How to create a mean relative abundance barplot for a grouping factor.

My query relates to the use of feature-table group prior to creating a barplot.
If I use --p-mode sum (or mean-ceiling) all sample frequencies in a group are aggregated.

If I have features with low prevalence but high frequencies (perhaps in samples with large numbers of total reads) and the feature table is not normalized, simply summing or averaging the frequencies will skew the group proportions in the barplot.

What I want is to convert the feature table to relative abundance and then apply the mean-ceiling to this table. Unfortunately, a relative abundance table is not compatible with feature-table group.

Thanks

Hi @D629497,

Welcome to the :qiime2: forum!

A couple of thoughts and observations. First, it's relatively rare that I see a super low abundance (below 1/(my rarefaction depth)) with high prevalence. So, prevelence filtering is often suffecient. That said, there's a brand new filter-features-conditionally function in q2-feature-table that filters features based on abundance and prevalence and might sit your needs.

## Stated goal A
Among the entries below, copy verbatim the stretch that begins with the line containing "key-fe: Fe: [600, 87, 621, 107]" and ends with the line containing "x-tick-label: 3.0: [265, 508, 287, 525]", including both of those lines.

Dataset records
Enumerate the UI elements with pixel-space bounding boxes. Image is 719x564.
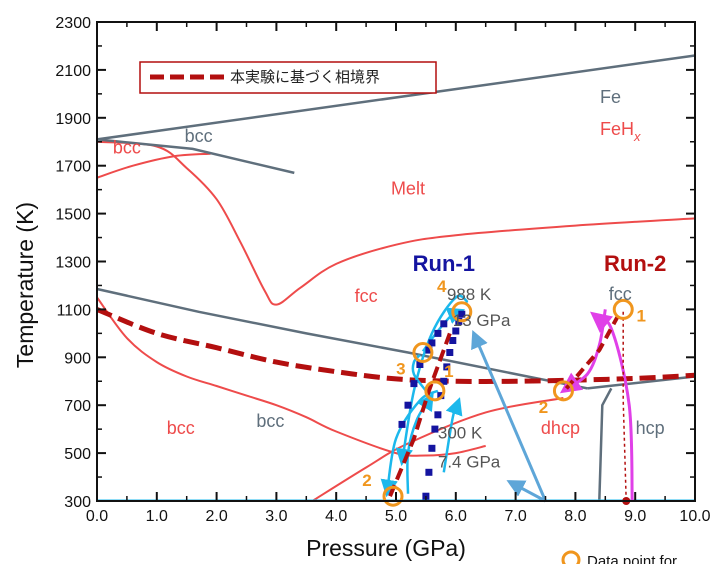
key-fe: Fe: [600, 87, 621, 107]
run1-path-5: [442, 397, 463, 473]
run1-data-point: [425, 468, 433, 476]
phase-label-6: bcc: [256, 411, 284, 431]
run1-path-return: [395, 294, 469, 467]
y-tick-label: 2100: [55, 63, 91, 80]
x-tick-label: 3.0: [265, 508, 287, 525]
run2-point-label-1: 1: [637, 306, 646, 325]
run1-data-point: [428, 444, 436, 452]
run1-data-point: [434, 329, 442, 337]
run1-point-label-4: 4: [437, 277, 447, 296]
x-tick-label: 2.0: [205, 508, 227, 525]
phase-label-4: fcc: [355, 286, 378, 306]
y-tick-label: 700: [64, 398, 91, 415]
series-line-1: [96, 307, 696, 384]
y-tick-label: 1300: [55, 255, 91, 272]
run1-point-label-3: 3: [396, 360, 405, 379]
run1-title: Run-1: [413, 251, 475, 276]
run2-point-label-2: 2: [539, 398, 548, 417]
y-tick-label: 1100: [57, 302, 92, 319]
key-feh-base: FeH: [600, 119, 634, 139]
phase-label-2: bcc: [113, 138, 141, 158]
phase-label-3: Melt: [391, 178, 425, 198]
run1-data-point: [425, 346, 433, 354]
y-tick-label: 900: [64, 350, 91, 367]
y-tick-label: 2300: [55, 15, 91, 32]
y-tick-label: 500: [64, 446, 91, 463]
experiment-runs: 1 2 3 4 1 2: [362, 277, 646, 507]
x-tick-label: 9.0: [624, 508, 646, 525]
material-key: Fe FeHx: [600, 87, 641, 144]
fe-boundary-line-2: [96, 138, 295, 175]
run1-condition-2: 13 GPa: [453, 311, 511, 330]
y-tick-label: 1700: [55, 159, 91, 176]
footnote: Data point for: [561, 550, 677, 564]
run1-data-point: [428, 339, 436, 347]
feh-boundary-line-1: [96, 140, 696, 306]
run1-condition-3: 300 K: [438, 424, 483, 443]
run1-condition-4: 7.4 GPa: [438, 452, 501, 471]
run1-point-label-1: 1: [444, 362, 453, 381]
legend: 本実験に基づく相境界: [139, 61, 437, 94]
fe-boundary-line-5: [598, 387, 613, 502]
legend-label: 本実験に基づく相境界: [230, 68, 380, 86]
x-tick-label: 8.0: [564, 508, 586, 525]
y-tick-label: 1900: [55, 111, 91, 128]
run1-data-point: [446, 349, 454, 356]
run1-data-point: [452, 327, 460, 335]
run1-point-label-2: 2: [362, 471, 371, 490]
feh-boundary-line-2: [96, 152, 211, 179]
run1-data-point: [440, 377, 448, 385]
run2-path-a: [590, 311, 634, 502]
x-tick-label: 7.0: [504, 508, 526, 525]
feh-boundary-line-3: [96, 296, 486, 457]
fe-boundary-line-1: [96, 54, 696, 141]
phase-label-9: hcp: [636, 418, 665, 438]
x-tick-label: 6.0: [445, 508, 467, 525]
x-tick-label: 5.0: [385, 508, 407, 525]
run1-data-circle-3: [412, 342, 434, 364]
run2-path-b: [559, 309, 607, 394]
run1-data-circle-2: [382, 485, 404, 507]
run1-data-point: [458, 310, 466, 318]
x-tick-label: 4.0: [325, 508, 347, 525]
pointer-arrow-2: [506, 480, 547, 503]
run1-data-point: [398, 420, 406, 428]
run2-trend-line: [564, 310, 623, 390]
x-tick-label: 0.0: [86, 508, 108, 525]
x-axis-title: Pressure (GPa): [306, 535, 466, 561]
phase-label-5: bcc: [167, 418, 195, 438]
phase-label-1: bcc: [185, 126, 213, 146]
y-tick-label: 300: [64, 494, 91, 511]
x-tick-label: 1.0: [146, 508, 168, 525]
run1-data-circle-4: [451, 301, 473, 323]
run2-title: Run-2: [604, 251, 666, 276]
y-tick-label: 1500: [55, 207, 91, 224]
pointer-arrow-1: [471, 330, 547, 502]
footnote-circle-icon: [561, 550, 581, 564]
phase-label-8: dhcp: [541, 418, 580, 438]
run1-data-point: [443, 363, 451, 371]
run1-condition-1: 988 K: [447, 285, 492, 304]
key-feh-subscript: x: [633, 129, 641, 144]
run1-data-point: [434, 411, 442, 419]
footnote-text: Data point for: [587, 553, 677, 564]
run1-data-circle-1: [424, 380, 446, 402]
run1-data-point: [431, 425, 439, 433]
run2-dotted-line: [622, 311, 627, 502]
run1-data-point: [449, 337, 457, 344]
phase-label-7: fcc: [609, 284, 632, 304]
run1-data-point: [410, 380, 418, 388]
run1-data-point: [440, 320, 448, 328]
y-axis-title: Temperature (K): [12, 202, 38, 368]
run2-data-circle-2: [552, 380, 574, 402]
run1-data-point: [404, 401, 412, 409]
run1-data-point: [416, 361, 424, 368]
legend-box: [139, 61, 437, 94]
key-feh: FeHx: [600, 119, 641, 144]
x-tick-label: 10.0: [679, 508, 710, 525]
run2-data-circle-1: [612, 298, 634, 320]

## Stated goal B
Give each distinct term containing a hyphen that appears in the forum thread about the barplot, listing each one once.

## Task output A
key-fe: Fe: [600, 87, 621, 107]
run1-path-5: [442, 397, 463, 473]
run1-data-point: [425, 468, 433, 476]
phase-label-6: bcc: [256, 411, 284, 431]
run1-path-return: [395, 294, 469, 467]
y-tick-label: 2100: [55, 63, 91, 80]
x-tick-label: 3.0: [265, 508, 287, 525]

## Task output B
feature-table
--p-mode
mean-ceiling
filter-features-conditionally
q2-feature-table